--- MATERIAL PROVIDED ---

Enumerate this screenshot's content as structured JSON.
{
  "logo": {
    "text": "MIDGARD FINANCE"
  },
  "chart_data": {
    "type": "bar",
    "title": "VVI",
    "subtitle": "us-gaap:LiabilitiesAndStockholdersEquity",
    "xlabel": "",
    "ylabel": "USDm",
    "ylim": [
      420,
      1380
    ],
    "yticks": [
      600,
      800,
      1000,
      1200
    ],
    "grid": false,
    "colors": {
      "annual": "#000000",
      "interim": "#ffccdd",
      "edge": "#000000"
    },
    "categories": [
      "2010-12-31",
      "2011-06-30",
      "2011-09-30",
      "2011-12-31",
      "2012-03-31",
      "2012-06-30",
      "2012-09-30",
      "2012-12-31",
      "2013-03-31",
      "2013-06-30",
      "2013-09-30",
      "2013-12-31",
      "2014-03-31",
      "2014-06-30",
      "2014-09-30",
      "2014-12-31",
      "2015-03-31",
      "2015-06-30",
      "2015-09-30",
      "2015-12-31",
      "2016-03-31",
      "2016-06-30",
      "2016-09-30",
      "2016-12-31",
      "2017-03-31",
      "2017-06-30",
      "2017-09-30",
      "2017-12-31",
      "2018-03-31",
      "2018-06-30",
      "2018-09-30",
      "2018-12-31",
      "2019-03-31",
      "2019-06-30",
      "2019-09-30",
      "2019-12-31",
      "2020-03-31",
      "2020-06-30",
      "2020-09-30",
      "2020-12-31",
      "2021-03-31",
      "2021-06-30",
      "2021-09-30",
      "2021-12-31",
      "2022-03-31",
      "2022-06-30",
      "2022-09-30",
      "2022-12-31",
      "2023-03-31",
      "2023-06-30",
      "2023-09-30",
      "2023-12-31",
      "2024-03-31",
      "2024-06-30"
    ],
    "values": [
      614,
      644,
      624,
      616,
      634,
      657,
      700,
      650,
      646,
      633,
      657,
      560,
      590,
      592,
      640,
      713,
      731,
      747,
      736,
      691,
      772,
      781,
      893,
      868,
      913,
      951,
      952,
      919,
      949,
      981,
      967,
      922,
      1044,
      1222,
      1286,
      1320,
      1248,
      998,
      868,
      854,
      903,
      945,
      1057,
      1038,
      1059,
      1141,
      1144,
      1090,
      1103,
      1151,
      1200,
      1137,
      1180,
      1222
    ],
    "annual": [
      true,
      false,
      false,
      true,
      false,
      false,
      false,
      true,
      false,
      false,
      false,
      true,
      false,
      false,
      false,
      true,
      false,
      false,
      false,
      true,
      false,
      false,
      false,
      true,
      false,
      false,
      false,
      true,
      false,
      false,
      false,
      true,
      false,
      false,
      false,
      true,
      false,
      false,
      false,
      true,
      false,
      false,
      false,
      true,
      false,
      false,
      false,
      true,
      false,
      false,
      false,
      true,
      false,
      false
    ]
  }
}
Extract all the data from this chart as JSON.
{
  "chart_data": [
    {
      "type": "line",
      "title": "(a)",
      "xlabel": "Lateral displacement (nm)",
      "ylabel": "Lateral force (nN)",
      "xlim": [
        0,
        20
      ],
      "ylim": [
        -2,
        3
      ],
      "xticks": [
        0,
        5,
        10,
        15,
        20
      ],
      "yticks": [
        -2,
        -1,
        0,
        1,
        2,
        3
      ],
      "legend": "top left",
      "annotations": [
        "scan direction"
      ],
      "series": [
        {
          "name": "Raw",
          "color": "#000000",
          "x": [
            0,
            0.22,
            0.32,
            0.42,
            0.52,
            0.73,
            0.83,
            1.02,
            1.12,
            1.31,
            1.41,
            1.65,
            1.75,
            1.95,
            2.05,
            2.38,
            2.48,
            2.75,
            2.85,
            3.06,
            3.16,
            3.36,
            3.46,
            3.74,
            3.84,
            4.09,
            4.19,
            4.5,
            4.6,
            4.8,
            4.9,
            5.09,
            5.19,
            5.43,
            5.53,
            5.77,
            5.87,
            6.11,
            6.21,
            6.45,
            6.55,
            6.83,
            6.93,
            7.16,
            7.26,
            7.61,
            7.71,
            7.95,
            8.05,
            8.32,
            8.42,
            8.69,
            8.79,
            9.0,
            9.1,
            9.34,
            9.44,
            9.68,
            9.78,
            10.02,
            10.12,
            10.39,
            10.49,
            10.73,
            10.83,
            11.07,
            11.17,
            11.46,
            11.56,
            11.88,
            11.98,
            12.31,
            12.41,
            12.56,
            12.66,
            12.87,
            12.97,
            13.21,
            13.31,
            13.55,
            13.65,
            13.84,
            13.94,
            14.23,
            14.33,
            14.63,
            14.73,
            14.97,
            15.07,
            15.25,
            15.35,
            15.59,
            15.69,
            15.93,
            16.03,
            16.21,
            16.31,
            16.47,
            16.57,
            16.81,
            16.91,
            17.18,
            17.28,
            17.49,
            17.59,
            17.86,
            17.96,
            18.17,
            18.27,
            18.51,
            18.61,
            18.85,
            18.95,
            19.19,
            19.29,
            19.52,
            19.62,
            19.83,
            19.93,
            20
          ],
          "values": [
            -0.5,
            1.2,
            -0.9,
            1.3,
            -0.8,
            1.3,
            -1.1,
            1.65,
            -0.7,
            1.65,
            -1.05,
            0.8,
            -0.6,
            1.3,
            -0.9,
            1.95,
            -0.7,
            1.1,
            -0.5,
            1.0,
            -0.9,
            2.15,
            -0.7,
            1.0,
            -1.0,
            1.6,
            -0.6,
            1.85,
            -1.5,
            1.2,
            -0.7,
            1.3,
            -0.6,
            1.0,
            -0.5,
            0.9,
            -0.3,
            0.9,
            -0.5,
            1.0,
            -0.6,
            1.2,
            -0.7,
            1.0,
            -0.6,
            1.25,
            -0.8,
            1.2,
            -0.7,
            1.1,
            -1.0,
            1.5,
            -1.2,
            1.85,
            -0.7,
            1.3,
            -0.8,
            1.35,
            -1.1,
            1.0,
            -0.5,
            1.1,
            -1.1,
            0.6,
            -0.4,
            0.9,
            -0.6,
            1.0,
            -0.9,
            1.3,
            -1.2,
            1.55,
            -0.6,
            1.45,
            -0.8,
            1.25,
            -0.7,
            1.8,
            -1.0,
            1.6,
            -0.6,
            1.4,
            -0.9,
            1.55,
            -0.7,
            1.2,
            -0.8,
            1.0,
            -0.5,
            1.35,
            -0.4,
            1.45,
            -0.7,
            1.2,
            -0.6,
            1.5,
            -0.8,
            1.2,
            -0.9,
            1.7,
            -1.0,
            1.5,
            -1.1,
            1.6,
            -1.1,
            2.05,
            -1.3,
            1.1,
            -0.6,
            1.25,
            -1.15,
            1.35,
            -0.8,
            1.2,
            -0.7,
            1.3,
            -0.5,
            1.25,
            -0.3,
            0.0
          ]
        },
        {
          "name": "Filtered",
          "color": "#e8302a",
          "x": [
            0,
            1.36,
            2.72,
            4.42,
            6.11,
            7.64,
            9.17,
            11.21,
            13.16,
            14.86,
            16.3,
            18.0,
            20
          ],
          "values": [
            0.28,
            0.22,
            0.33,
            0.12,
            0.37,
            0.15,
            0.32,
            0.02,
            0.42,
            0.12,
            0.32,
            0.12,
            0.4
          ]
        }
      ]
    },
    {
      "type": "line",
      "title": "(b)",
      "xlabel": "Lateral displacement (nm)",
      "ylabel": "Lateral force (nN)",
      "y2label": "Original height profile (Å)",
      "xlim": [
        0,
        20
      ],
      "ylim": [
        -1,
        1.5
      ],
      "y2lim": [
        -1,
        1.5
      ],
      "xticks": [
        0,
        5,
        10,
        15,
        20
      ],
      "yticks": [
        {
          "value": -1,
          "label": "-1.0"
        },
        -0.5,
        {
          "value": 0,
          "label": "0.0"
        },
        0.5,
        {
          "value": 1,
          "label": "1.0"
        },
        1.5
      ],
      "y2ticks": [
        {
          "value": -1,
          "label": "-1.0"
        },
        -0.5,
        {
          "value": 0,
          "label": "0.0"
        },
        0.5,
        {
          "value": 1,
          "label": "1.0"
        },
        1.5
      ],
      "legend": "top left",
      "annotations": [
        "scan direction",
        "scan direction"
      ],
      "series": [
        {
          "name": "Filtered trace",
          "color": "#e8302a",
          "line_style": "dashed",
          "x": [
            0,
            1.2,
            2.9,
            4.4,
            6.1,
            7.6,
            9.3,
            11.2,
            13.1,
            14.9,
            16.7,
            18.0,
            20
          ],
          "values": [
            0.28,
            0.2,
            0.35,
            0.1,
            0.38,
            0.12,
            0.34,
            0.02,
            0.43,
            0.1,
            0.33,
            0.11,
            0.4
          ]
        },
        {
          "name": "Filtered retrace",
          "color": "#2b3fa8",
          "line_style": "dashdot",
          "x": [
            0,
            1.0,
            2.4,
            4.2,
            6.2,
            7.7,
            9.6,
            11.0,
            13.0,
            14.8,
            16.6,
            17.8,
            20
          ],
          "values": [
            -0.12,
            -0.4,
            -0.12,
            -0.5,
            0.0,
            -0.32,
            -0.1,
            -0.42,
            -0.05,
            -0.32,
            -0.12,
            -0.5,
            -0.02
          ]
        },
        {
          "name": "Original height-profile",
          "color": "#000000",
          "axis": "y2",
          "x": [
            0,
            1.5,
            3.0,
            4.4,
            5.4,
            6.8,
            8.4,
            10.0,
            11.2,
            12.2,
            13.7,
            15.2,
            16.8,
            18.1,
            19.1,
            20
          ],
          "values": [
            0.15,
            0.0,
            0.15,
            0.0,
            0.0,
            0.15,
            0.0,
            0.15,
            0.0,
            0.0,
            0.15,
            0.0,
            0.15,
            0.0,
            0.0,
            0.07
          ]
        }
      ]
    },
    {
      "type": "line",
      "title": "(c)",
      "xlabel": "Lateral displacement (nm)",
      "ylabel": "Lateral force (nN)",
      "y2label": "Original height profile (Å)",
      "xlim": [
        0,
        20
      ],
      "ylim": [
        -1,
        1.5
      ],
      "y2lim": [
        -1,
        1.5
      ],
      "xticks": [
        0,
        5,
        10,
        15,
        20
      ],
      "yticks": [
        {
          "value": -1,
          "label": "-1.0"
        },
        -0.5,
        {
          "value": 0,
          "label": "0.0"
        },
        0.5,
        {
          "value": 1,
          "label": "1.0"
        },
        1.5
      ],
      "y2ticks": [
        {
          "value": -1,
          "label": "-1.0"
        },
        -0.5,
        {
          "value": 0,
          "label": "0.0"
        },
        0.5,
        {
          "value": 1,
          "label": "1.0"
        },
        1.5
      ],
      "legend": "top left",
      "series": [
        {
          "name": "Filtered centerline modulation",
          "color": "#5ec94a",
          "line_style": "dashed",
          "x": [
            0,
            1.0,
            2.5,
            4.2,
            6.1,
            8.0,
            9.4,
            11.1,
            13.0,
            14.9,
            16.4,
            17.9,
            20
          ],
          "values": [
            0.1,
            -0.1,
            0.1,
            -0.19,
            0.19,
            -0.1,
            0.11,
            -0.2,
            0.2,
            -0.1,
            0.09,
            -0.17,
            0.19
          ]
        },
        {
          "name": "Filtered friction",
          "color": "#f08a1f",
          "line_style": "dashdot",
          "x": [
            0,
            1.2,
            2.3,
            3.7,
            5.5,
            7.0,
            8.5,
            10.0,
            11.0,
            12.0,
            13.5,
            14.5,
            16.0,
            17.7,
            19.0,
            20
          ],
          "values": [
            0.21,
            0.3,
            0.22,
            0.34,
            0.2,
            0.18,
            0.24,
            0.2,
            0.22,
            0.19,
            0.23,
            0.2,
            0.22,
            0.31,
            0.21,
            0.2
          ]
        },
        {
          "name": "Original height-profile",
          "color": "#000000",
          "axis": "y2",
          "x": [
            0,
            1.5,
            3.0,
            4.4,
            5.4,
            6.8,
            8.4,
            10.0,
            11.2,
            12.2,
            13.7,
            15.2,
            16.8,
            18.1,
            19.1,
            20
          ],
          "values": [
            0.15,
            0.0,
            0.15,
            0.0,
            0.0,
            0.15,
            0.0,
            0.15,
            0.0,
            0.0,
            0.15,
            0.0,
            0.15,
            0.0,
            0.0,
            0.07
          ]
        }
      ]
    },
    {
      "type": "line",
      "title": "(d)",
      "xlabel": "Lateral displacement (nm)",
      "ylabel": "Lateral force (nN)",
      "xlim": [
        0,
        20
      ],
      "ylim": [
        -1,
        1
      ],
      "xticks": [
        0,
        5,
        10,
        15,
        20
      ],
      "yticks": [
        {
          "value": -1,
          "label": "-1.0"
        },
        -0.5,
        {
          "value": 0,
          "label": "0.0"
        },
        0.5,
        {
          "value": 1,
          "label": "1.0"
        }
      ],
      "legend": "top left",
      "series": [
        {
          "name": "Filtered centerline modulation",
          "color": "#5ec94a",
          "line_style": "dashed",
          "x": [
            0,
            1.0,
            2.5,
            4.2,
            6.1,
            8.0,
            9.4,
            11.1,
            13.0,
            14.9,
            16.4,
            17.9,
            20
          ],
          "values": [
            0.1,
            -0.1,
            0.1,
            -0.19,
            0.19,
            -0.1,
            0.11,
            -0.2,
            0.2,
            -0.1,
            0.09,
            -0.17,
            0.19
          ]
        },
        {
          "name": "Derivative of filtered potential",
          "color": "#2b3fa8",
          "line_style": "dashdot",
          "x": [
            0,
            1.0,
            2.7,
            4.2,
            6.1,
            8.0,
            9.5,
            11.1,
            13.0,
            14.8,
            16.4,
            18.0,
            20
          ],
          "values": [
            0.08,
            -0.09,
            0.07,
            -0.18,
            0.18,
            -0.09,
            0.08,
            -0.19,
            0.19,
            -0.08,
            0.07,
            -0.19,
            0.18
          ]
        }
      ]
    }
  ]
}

---

Which lines contain the word "this"? Copy each of them.

COMPLETED EXERCISE:
Enumerate this screenshot's content as structured JSON.
Extract all the data from this chart as JSON.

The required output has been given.